Dataset items

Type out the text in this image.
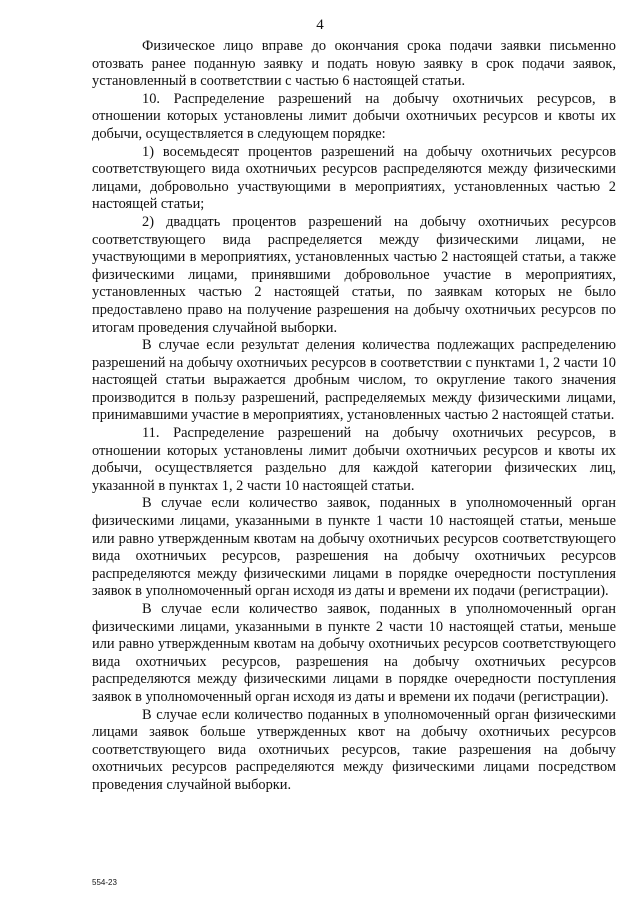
4

Физическое лицо вправе до окончания срока подачи заявки письменно отозвать ранее поданную заявку и подать новую заявку в срок подачи заявок, установленный в соответствии с частью 6 настоящей статьи.

10. Распределение разрешений на добычу охотничьих ресурсов, в отношении которых установлены лимит добычи охотничьих ресурсов и квоты их добычи, осуществляется в следующем порядке:

1) восемьдесят процентов разрешений на добычу охотничьих ресурсов соответствующего вида охотничьих ресурсов распределяются между физическими лицами, добровольно участвующими в мероприятиях, установленных частью 2 настоящей статьи;

2) двадцать процентов разрешений на добычу охотничьих ресурсов соответствующего вида распределяется между физическими лицами, не участвующими в мероприятиях, установленных частью 2 настоящей статьи, а также физическими лицами, принявшими добровольное участие в мероприятиях, установленных частью 2 настоящей статьи, по заявкам которых не было предоставлено право на получение разрешения на добычу охотничьих ресурсов по итогам проведения случайной выборки.

В случае если результат деления количества подлежащих распределению разрешений на добычу охотничьих ресурсов в соответствии с пунктами 1, 2 части 10 настоящей статьи выражается дробным числом, то округление такого значения производится в пользу разрешений, распределяемых между физическими лицами, принимавшими участие в мероприятиях, установленных частью 2 настоящей статьи.

11. Распределение разрешений на добычу охотничьих ресурсов, в отношении которых установлены лимит добычи охотничьих ресурсов и квоты их добычи, осуществляется раздельно для каждой категории физических лиц, указанной в пунктах 1, 2 части 10 настоящей статьи.

В случае если количество заявок, поданных в уполномоченный орган физическими лицами, указанными в пункте 1 части 10 настоящей статьи, меньше или равно утвержденным квотам на добычу охотничьих ресурсов соответствующего вида охотничьих ресурсов, разрешения на добычу охотничьих ресурсов распределяются между физическими лицами в порядке очередности поступления заявок в уполномоченный орган исходя из даты и времени их подачи (регистрации).

В случае если количество заявок, поданных в уполномоченный орган физическими лицами, указанными в пункте 2 части 10 настоящей статьи, меньше или равно утвержденным квотам на добычу охотничьих ресурсов соответствующего вида охотничьих ресурсов, разрешения на добычу охотничьих ресурсов распределяются между физическими лицами в порядке очередности поступления заявок в уполномоченный орган исходя из даты и времени их подачи (регистрации).

В случае если количество поданных в уполномоченный орган физическими лицами заявок больше утвержденных квот на добычу охотничьих ресурсов соответствующего вида охотничьих ресурсов, такие разрешения на добычу охотничьих ресурсов распределяются между физическими лицами посредством проведения случайной выборки.

554-23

- **EXERCISE DESCRIPTION**
Print out the whole of the material word for word, without pictures.

- **EXERCISE ANSWER**
Type out the text in this image.
4

Физическое лицо вправе до окончания срока подачи заявки письменно отозвать ранее поданную заявку и подать новую заявку в срок подачи заявок, установленный в соответствии с частью 6 настоящей статьи.

10. Распределение разрешений на добычу охотничьих ресурсов, в отношении которых установлены лимит добычи охотничьих ресурсов и квоты их добычи, осуществляется в следующем порядке:

1) восемьдесят процентов разрешений на добычу охотничьих ресурсов соответствующего вида охотничьих ресурсов распределяются между физическими лицами, добровольно участвующими в мероприятиях, установленных частью 2 настоящей статьи;

2) двадцать процентов разрешений на добычу охотничьих ресурсов соответствующего вида распределяется между физическими лицами, не участвующими в мероприятиях, установленных частью 2 настоящей статьи, а также физическими лицами, принявшими добровольное участие в мероприятиях, установленных частью 2 настоящей статьи, по заявкам которых не было предоставлено право на получение разрешения на добычу охотничьих ресурсов по итогам проведения случайной выборки.

В случае если результат деления количества подлежащих распределению разрешений на добычу охотничьих ресурсов в соответствии с пунктами 1, 2 части 10 настоящей статьи выражается дробным числом, то округление такого значения производится в пользу разрешений, распределяемых между физическими лицами, принимавшими участие в мероприятиях, установленных частью 2 настоящей статьи.

11. Распределение разрешений на добычу охотничьих ресурсов, в отношении которых установлены лимит добычи охотничьих ресурсов и квоты их добычи, осуществляется раздельно для каждой категории физических лиц, указанной в пунктах 1, 2 части 10 настоящей статьи.

В случае если количество заявок, поданных в уполномоченный орган физическими лицами, указанными в пункте 1 части 10 настоящей статьи, меньше или равно утвержденным квотам на добычу охотничьих ресурсов соответствующего вида охотничьих ресурсов, разрешения на добычу охотничьих ресурсов распределяются между физическими лицами в порядке очередности поступления заявок в уполномоченный орган исходя из даты и времени их подачи (регистрации).

В случае если количество заявок, поданных в уполномоченный орган физическими лицами, указанными в пункте 2 части 10 настоящей статьи, меньше или равно утвержденным квотам на добычу охотничьих ресурсов соответствующего вида охотничьих ресурсов, разрешения на добычу охотничьих ресурсов распределяются между физическими лицами в порядке очередности поступления заявок в уполномоченный орган исходя из даты и времени их подачи (регистрации).

В случае если количество поданных в уполномоченный орган физическими лицами заявок больше утвержденных квот на добычу охотничьих ресурсов соответствующего вида охотничьих ресурсов, такие разрешения на добычу охотничьих ресурсов распределяются между физическими лицами посредством проведения случайной выборки.

554-23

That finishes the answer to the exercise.